━━━━━ MATERIALS PROVIDED
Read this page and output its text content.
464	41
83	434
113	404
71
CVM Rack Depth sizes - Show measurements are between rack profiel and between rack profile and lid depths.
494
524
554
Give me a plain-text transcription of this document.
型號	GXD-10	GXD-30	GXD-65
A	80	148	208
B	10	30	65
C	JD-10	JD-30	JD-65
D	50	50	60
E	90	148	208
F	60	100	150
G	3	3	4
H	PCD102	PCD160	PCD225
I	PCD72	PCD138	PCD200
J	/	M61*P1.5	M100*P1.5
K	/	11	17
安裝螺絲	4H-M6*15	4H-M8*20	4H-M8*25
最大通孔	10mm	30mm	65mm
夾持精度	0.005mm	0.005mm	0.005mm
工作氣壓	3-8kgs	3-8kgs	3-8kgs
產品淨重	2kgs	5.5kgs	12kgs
━━━━━━━━━━
SET TASK. Output exactly the lines between the one containing "Give me a plain-text" and the final line above, both inclusive.

SOLUTION FOR THIS EXERCISE.
Give me a plain-text transcription of this document.
型號	GXD-10	GXD-30	GXD-65
A	80	148	208
B	10	30	65
C	JD-10	JD-30	JD-65
D	50	50	60
E	90	148	208
F	60	100	150
G	3	3	4
H	PCD102	PCD160	PCD225
I	PCD72	PCD138	PCD200
J	/	M61*P1.5	M100*P1.5
K	/	11	17
安裝螺絲	4H-M6*15	4H-M8*20	4H-M8*25
最大通孔	10mm	30mm	65mm
夾持精度	0.005mm	0.005mm	0.005mm
工作氣壓	3-8kgs	3-8kgs	3-8kgs
產品淨重	2kgs	5.5kgs	12kgs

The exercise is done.